Filter the entries below, keeping every line that has the word "Приморского".
>> begin Supplied records
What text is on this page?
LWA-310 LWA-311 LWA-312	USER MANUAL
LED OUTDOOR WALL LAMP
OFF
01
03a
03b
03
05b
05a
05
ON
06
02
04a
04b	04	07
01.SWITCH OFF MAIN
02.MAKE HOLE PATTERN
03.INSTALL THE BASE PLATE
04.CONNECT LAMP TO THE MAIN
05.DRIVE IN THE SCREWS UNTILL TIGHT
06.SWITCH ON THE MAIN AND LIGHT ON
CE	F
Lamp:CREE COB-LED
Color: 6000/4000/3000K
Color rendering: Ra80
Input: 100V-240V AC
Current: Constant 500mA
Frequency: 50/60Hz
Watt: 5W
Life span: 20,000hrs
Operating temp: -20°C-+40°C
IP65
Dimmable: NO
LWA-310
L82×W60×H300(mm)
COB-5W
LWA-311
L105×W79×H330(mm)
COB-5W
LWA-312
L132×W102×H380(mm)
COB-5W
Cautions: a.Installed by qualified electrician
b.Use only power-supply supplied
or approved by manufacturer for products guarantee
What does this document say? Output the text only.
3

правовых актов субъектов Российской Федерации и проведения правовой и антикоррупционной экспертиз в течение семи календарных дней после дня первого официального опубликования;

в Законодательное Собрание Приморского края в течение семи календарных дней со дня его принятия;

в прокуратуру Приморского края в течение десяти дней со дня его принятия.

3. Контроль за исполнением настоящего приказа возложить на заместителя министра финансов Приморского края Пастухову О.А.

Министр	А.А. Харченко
>> end Supplied records
The output:
в Законодательное Собрание Приморского края в течение семи календарных дней со дня его принятия;
в прокуратуру Приморского края в течение десяти дней со дня его принятия.
3. Контроль за исполнением настоящего приказа возложить на заместителя министра финансов Приморского края Пастухову О.А.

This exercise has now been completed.